**Given request**
Each entry has to be copied exactly, with nothing missed.

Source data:
-- START --

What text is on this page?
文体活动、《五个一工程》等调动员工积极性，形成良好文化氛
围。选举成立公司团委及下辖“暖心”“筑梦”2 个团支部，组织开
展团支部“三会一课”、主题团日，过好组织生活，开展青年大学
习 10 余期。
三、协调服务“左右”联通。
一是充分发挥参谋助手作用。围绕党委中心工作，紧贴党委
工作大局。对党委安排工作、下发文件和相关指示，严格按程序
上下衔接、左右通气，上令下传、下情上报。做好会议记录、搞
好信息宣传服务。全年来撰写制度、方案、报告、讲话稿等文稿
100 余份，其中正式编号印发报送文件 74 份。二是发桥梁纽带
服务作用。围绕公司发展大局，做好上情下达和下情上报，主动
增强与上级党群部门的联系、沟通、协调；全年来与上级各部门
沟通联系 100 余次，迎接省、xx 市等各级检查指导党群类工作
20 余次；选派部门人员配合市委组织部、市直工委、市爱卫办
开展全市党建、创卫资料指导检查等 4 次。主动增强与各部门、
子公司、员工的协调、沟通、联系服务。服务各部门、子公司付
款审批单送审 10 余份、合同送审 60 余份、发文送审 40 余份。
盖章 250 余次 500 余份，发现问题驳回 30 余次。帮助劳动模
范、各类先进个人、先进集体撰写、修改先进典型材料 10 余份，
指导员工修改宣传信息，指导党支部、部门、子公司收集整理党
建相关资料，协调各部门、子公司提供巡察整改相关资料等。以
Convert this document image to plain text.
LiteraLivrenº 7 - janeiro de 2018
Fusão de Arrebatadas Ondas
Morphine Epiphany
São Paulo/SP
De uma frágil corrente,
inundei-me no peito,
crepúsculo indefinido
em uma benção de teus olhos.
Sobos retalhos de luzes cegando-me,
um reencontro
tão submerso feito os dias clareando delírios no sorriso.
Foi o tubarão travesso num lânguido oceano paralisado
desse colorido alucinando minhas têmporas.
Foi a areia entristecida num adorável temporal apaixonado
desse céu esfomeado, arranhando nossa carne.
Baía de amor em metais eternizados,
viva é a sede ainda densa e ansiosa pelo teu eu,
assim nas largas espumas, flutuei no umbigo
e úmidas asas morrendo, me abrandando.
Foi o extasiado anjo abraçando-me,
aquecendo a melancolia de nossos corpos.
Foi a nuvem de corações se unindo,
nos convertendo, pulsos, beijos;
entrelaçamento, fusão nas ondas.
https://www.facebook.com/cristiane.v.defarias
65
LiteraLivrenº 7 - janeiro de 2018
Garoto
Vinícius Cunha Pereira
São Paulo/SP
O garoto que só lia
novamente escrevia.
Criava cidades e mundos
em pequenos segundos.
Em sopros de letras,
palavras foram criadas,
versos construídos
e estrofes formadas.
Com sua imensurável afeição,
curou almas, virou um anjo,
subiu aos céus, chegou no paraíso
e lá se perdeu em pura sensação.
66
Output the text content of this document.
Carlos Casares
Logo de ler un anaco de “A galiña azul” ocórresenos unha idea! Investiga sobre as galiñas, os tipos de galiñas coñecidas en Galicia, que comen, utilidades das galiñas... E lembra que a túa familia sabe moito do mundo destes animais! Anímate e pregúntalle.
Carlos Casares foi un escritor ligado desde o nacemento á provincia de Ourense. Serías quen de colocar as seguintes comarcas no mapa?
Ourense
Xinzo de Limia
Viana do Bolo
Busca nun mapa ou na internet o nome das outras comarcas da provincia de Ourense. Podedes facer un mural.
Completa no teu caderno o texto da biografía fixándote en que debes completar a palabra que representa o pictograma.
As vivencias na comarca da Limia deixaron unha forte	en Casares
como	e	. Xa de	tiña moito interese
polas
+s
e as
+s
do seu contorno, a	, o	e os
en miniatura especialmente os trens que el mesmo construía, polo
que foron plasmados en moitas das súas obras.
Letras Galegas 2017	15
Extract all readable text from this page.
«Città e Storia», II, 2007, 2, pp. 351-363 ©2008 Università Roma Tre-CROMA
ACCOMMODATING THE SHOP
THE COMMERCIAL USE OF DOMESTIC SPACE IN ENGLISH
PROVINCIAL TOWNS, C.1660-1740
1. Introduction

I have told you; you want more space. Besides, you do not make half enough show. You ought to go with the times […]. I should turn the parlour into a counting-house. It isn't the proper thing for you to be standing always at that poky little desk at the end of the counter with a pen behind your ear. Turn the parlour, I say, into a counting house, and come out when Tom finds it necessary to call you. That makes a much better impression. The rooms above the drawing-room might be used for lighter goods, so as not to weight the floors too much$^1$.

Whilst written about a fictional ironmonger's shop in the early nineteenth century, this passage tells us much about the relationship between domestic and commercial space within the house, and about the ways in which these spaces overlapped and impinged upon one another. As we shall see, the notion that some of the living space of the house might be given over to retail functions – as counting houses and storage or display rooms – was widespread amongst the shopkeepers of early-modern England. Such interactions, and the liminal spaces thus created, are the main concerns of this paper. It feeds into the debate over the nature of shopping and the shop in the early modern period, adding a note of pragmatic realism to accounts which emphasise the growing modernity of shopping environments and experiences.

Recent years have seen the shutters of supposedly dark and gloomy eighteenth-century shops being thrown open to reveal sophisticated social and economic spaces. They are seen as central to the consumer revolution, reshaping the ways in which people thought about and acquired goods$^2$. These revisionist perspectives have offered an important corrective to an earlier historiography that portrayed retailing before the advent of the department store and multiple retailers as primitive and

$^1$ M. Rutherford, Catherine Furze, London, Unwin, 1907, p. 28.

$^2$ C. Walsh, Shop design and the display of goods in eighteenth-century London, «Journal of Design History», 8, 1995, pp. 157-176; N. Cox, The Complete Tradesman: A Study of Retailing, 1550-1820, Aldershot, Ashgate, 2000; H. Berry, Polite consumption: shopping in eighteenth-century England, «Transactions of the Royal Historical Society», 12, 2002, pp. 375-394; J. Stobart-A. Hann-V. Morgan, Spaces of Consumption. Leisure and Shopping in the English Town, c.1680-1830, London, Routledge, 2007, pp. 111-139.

-- END --

**Response to this task**
What text is on this page?
文体活动、《五个一工程》等调动员工积极性，形成良好文化氛
围。选举成立公司团委及下辖“暖心”“筑梦”2 个团支部，组织开
展团支部“三会一课”、主题团日，过好组织生活，开展青年大学
习 10 余期。
三、协调服务“左右”联通。
一是充分发挥参谋助手作用。围绕党委中心工作，紧贴党委
工作大局。对党委安排工作、下发文件和相关指示，严格按程序
上下衔接、左右通气，上令下传、下情上报。做好会议记录、搞
好信息宣传服务。全年来撰写制度、方案、报告、讲话稿等文稿
100 余份，其中正式编号印发报送文件 74 份。二是发桥梁纽带
服务作用。围绕公司发展大局，做好上情下达和下情上报，主动
增强与上级党群部门的联系、沟通、协调；全年来与上级各部门
沟通联系 100 余次，迎接省、xx 市等各级检查指导党群类工作
20 余次；选派部门人员配合市委组织部、市直工委、市爱卫办
开展全市党建、创卫资料指导检查等 4 次。主动增强与各部门、
子公司、员工的协调、沟通、联系服务。服务各部门、子公司付
款审批单送审 10 余份、合同送审 60 余份、发文送审 40 余份。
盖章 250 余次 500 余份，发现问题驳回 30 余次。帮助劳动模
范、各类先进个人、先进集体撰写、修改先进典型材料 10 余份，
指导员工修改宣传信息，指导党支部、部门、子公司收集整理党
建相关资料，协调各部门、子公司提供巡察整改相关资料等。以
Convert this document image to plain text.
LiteraLivrenº 7 - janeiro de 2018
Fusão de Arrebatadas Ondas
Morphine Epiphany
São Paulo/SP
De uma frágil corrente,
inundei-me no peito,
crepúsculo indefinido
em uma benção de teus olhos.
Sobos retalhos de luzes cegando-me,
um reencontro
tão submerso feito os dias clareando delírios no sorriso.
Foi o tubarão travesso num lânguido oceano paralisado
desse colorido alucinando minhas têmporas.
Foi a areia entristecida num adorável temporal apaixonado
desse céu esfomeado, arranhando nossa carne.
Baía de amor em metais eternizados,
viva é a sede ainda densa e ansiosa pelo teu eu,
assim nas largas espumas, flutuei no umbigo
e úmidas asas morrendo, me abrandando.
Foi o extasiado anjo abraçando-me,
aquecendo a melancolia de nossos corpos.
Foi a nuvem de corações se unindo,
nos convertendo, pulsos, beijos;
entrelaçamento, fusão nas ondas.
https://www.facebook.com/cristiane.v.defarias
65
LiteraLivrenº 7 - janeiro de 2018
Garoto
Vinícius Cunha Pereira
São Paulo/SP
O garoto que só lia
novamente escrevia.
Criava cidades e mundos
em pequenos segundos.
Em sopros de letras,
palavras foram criadas,
versos construídos
e estrofes formadas.
Com sua imensurável afeição,
curou almas, virou um anjo,
subiu aos céus, chegou no paraíso
e lá se perdeu em pura sensação.
66
Output the text content of this document.
Carlos Casares
Logo de ler un anaco de “A galiña azul” ocórresenos unha idea! Investiga sobre as galiñas, os tipos de galiñas coñecidas en Galicia, que comen, utilidades das galiñas... E lembra que a túa familia sabe moito do mundo destes animais! Anímate e pregúntalle.
Carlos Casares foi un escritor ligado desde o nacemento á provincia de Ourense. Serías quen de colocar as seguintes comarcas no mapa?
Ourense
Xinzo de Limia
Viana do Bolo
Busca nun mapa ou na internet o nome das outras comarcas da provincia de Ourense. Podedes facer un mural.
Completa no teu caderno o texto da biografía fixándote en que debes completar a palabra que representa o pictograma.
As vivencias na comarca da Limia deixaron unha forte	en Casares
como	e	. Xa de	tiña moito interese
polas
+s
e as
+s
do seu contorno, a	, o	e os
en miniatura especialmente os trens que el mesmo construía, polo
que foron plasmados en moitas das súas obras.
Letras Galegas 2017	15
Extract all readable text from this page.
«Città e Storia», II, 2007, 2, pp. 351-363 ©2008 Università Roma Tre-CROMA
ACCOMMODATING THE SHOP
THE COMMERCIAL USE OF DOMESTIC SPACE IN ENGLISH
PROVINCIAL TOWNS, C.1660-1740
1. Introduction

I have told you; you want more space. Besides, you do not make half enough show. You ought to go with the times […]. I should turn the parlour into a counting-house. It isn't the proper thing for you to be standing always at that poky little desk at the end of the counter with a pen behind your ear. Turn the parlour, I say, into a counting house, and come out when Tom finds it necessary to call you. That makes a much better impression. The rooms above the drawing-room might be used for lighter goods, so as not to weight the floors too much$^1$.

Whilst written about a fictional ironmonger's shop in the early nineteenth century, this passage tells us much about the relationship between domestic and commercial space within the house, and about the ways in which these spaces overlapped and impinged upon one another. As we shall see, the notion that some of the living space of the house might be given over to retail functions – as counting houses and storage or display rooms – was widespread amongst the shopkeepers of early-modern England. Such interactions, and the liminal spaces thus created, are the main concerns of this paper. It feeds into the debate over the nature of shopping and the shop in the early modern period, adding a note of pragmatic realism to accounts which emphasise the growing modernity of shopping environments and experiences.

Recent years have seen the shutters of supposedly dark and gloomy eighteenth-century shops being thrown open to reveal sophisticated social and economic spaces. They are seen as central to the consumer revolution, reshaping the ways in which people thought about and acquired goods$^2$. These revisionist perspectives have offered an important corrective to an earlier historiography that portrayed retailing before the advent of the department store and multiple retailers as primitive and

$^1$ M. Rutherford, Catherine Furze, London, Unwin, 1907, p. 28.

$^2$ C. Walsh, Shop design and the display of goods in eighteenth-century London, «Journal of Design History», 8, 1995, pp. 157-176; N. Cox, The Complete Tradesman: A Study of Retailing, 1550-1820, Aldershot, Ashgate, 2000; H. Berry, Polite consumption: shopping in eighteenth-century England, «Transactions of the Royal Historical Society», 12, 2002, pp. 375-394; J. Stobart-A. Hann-V. Morgan, Spaces of Consumption. Leisure and Shopping in the English Town, c.1680-1830, London, Routledge, 2007, pp. 111-139.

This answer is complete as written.